Provided records start

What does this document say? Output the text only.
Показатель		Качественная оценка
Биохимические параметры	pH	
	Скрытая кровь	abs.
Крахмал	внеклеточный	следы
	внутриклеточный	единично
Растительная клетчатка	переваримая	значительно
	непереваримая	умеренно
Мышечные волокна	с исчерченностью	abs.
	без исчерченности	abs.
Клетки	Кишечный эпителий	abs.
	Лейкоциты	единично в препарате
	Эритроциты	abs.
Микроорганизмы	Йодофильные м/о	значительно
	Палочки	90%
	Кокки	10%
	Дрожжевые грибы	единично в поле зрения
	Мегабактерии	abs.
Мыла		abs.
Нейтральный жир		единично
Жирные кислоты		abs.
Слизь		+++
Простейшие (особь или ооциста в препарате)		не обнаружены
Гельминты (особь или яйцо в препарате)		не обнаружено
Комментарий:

Provided records end

▶ Set exercise: Recopy the whole listing exactly.

▶ Answer to this problem:
What does this document say? Output the text only.
Показатель		Качественная оценка
Биохимические параметры	pH	
	Скрытая кровь	abs.
Крахмал	внеклеточный	следы
	внутриклеточный	единично
Растительная клетчатка	переваримая	значительно
	непереваримая	умеренно
Мышечные волокна	с исчерченностью	abs.
	без исчерченности	abs.
Клетки	Кишечный эпителий	abs.
	Лейкоциты	единично в препарате
	Эритроциты	abs.
Микроорганизмы	Йодофильные м/о	значительно
	Палочки	90%
	Кокки	10%
	Дрожжевые грибы	единично в поле зрения
	Мегабактерии	abs.
Мыла		abs.
Нейтральный жир		единично
Жирные кислоты		abs.
Слизь		+++
Простейшие (особь или ооциста в препарате)		не обнаружены
Гельминты (особь или яйцо в препарате)		не обнаружено
Комментарий:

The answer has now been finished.